Given task: Find the word "this" in the listing; pull out each line holding it.

=== Provided material ===

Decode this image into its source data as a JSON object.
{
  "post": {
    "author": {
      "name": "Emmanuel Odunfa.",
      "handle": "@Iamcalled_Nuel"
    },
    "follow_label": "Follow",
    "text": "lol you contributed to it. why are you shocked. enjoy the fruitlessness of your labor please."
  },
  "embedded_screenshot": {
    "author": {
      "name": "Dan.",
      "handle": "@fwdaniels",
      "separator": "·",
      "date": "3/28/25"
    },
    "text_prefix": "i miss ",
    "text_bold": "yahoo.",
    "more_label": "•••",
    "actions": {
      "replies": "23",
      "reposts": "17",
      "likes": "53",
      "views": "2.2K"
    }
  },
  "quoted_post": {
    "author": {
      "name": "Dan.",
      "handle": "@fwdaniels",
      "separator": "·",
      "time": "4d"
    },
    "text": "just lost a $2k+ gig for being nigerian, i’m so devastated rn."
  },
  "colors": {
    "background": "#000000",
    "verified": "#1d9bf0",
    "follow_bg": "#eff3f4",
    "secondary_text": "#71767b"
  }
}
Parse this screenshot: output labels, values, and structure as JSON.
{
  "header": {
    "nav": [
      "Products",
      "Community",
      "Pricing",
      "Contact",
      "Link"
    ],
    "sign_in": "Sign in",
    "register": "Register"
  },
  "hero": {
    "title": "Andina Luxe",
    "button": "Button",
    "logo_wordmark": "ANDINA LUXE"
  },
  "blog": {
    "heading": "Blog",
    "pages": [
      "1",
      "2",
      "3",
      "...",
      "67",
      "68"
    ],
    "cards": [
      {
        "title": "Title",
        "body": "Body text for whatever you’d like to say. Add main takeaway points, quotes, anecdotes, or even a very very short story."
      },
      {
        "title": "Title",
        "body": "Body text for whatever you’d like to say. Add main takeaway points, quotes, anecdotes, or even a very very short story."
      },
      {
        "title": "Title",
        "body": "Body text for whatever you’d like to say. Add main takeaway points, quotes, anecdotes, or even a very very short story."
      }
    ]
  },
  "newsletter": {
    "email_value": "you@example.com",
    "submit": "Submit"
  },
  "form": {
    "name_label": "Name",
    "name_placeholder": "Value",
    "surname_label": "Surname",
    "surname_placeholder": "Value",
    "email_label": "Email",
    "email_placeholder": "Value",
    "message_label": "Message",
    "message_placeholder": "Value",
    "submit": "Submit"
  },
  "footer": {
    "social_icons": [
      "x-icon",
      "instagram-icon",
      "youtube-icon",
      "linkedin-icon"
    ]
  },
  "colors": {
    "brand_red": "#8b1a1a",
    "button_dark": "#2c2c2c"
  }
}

===

Solved exercise:
Decode this image into its source data as a JSON object.
Parse this screenshot: output labels, values, and structure as JSON.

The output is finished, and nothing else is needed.